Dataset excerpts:

# # # # # # #

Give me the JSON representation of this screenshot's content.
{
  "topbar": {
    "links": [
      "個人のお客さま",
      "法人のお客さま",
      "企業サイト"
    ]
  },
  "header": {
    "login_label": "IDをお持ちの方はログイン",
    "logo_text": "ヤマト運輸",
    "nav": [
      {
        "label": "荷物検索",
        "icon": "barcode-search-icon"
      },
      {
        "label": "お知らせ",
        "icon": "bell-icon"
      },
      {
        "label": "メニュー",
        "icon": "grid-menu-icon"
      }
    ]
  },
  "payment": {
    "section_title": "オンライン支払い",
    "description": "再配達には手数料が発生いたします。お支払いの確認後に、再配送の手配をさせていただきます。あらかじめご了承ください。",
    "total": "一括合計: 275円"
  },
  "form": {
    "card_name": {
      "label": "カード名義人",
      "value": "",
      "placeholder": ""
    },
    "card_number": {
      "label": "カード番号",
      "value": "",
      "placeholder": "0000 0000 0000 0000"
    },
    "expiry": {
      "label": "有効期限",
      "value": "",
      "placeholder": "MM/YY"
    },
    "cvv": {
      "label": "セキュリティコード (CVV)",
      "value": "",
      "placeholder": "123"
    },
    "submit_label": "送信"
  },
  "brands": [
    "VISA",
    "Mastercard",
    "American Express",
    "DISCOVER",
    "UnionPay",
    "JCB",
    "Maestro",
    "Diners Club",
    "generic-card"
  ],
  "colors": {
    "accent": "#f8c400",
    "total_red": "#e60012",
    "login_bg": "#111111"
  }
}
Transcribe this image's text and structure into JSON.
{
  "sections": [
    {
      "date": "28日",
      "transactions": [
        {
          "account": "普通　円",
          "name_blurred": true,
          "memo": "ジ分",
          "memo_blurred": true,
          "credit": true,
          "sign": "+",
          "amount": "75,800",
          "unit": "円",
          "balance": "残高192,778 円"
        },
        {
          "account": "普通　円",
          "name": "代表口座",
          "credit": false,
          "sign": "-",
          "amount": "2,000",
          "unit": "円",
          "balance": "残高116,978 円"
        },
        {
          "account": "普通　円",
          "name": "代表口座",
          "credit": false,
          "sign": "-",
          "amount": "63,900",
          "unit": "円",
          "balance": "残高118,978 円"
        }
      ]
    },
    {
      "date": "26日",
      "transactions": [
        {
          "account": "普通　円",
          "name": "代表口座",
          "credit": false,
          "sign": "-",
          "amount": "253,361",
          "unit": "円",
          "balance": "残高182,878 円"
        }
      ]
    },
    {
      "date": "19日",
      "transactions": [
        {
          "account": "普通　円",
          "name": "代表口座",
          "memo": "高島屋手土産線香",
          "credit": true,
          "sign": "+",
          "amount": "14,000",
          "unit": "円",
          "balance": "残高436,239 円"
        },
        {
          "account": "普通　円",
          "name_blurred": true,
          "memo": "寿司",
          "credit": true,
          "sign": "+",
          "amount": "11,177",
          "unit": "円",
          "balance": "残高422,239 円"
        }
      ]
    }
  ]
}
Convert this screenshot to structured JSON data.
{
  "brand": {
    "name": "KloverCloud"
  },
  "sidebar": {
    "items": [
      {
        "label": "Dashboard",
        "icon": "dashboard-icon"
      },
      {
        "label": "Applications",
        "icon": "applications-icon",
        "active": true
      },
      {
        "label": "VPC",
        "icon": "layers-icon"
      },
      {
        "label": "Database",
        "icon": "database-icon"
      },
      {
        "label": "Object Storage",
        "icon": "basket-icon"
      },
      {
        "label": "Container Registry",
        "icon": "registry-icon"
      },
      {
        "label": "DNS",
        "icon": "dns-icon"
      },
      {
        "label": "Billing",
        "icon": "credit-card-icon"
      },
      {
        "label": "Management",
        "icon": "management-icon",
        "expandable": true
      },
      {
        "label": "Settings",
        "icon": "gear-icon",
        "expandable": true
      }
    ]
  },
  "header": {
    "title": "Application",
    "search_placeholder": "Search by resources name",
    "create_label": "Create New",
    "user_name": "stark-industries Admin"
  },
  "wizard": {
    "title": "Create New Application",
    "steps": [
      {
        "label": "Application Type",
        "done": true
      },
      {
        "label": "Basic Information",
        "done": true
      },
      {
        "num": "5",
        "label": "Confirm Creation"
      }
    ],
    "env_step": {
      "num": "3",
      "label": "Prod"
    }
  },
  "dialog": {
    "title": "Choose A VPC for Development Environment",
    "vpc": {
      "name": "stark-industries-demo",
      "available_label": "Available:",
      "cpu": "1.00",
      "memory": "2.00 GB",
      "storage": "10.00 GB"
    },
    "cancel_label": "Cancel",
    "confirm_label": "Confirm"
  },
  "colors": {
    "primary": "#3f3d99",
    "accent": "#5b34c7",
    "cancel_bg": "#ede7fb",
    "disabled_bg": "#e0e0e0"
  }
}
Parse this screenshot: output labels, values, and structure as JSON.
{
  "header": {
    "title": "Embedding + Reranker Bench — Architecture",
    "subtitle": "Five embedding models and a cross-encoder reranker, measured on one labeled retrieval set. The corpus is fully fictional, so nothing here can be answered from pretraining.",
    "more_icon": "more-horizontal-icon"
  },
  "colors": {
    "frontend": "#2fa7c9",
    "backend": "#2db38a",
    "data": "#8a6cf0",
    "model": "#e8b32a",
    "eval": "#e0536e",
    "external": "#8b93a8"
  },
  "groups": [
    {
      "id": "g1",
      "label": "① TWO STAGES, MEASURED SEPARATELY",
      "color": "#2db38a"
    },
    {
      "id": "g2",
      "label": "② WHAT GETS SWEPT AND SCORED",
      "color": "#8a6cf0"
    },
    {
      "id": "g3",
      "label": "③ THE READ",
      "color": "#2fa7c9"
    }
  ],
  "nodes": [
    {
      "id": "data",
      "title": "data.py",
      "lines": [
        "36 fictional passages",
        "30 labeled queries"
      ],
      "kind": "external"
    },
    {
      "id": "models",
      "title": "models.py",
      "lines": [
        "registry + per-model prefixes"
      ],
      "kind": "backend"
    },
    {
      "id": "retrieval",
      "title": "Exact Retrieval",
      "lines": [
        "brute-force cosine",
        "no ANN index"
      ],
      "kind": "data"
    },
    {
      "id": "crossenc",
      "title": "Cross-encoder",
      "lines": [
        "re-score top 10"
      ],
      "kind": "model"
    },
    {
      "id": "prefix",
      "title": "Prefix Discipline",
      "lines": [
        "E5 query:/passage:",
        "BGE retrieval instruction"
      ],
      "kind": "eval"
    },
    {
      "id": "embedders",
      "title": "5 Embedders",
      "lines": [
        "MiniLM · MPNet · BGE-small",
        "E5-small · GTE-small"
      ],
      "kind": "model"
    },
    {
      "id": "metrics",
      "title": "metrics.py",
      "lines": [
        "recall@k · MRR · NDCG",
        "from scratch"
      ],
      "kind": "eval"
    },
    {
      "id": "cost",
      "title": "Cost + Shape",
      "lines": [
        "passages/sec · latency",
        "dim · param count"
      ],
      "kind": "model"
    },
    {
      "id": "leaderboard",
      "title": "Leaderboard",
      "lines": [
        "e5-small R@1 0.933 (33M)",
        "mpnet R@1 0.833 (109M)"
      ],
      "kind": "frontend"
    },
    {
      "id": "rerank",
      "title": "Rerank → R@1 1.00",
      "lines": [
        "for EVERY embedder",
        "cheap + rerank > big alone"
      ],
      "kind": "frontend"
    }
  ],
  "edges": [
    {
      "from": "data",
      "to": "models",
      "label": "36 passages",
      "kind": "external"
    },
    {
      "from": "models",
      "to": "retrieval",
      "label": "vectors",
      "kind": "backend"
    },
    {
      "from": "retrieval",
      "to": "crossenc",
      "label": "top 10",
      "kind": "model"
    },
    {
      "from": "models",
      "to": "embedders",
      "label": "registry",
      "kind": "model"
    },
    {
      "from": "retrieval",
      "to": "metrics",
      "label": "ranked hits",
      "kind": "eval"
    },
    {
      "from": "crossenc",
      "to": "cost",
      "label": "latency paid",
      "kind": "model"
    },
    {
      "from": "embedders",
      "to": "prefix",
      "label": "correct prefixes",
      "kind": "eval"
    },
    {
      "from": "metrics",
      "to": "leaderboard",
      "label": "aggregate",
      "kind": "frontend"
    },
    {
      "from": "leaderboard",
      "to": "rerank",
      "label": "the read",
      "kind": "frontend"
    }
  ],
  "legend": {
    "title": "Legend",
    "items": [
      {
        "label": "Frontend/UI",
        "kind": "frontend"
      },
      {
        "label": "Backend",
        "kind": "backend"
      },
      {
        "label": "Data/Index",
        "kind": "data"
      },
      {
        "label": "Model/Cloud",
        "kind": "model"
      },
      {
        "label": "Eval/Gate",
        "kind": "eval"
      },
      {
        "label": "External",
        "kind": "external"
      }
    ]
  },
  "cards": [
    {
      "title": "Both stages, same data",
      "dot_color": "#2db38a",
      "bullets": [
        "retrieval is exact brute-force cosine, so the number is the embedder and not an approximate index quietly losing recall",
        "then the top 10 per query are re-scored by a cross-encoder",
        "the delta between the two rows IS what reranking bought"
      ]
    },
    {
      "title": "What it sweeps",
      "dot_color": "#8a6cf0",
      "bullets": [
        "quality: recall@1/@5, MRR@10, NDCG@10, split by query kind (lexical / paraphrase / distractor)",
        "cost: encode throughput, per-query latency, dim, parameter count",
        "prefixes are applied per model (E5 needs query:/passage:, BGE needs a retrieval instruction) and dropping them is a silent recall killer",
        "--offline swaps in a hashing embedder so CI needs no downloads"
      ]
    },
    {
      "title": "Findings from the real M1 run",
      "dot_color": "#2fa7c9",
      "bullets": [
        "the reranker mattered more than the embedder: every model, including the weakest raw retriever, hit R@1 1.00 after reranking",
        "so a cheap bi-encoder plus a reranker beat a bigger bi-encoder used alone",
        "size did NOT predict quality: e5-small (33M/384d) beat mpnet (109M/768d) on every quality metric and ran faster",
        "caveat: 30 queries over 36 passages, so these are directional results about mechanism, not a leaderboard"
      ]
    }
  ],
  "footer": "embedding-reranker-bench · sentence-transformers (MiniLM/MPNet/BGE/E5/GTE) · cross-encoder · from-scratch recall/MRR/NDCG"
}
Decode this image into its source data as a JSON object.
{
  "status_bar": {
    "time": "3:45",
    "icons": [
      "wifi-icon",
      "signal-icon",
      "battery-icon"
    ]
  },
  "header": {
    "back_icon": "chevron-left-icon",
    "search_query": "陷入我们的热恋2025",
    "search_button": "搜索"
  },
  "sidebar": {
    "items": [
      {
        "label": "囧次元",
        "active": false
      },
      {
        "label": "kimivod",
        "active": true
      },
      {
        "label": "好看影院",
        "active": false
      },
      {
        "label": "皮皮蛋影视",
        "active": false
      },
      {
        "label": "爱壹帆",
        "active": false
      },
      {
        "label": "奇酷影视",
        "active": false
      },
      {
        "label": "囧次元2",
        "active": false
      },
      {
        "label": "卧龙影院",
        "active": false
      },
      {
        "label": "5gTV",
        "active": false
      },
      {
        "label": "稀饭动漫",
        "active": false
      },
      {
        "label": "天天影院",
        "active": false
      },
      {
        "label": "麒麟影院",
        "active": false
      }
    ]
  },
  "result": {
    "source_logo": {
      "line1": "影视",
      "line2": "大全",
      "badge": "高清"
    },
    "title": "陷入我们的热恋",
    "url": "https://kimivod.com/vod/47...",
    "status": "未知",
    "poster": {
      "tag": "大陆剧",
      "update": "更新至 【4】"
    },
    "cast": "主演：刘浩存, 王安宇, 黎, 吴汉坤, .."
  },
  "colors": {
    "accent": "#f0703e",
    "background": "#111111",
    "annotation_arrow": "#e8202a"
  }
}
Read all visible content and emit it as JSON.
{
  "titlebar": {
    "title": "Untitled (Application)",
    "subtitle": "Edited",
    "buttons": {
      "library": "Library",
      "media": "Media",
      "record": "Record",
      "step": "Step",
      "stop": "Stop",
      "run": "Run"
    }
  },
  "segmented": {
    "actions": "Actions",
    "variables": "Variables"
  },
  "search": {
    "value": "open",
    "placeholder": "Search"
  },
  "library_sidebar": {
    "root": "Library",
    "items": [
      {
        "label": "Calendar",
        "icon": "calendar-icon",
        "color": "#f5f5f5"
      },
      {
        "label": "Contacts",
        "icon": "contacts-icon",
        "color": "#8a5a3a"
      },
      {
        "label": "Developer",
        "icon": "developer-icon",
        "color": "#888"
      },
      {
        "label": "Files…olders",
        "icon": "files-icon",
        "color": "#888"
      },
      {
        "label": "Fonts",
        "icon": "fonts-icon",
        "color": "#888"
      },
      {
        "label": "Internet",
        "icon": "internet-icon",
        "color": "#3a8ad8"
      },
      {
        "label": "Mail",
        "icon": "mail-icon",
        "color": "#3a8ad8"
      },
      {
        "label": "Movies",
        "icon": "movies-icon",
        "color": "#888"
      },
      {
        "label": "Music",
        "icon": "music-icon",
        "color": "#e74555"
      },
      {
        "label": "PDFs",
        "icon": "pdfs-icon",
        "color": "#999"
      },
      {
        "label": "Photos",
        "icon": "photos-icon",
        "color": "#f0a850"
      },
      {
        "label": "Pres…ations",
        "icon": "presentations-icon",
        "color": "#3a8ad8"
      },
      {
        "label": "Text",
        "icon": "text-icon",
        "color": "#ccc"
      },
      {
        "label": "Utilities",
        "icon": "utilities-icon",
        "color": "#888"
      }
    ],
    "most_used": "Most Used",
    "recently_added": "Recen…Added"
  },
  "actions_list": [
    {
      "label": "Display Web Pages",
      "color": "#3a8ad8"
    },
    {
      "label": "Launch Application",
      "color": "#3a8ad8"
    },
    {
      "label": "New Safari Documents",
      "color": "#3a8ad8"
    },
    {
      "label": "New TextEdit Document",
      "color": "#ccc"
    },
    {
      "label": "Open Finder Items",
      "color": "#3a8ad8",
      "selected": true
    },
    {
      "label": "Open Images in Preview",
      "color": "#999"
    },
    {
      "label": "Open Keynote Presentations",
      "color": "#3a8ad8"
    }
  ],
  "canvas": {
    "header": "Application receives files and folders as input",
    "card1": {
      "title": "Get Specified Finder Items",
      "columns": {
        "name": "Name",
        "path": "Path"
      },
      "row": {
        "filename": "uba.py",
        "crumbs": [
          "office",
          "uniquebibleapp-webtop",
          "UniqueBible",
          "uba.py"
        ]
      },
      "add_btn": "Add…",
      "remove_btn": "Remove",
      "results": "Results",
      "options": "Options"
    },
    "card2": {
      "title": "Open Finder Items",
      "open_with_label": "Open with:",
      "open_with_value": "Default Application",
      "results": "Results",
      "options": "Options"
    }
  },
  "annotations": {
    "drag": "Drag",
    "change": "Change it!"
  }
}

# # # # # # #

● **INSTRUCTIONS TO FOLLOW**
Return each line of the listing that holds the string "scratch".

● **RESULT FOR THIS TASK**
        "from scratch"
  "footer": "embedding-reranker-bench · sentence-transformers (MiniLM/MPNet/BGE/E5/GTE) · cross-encoder · from-scratch recall/MRR/NDCG"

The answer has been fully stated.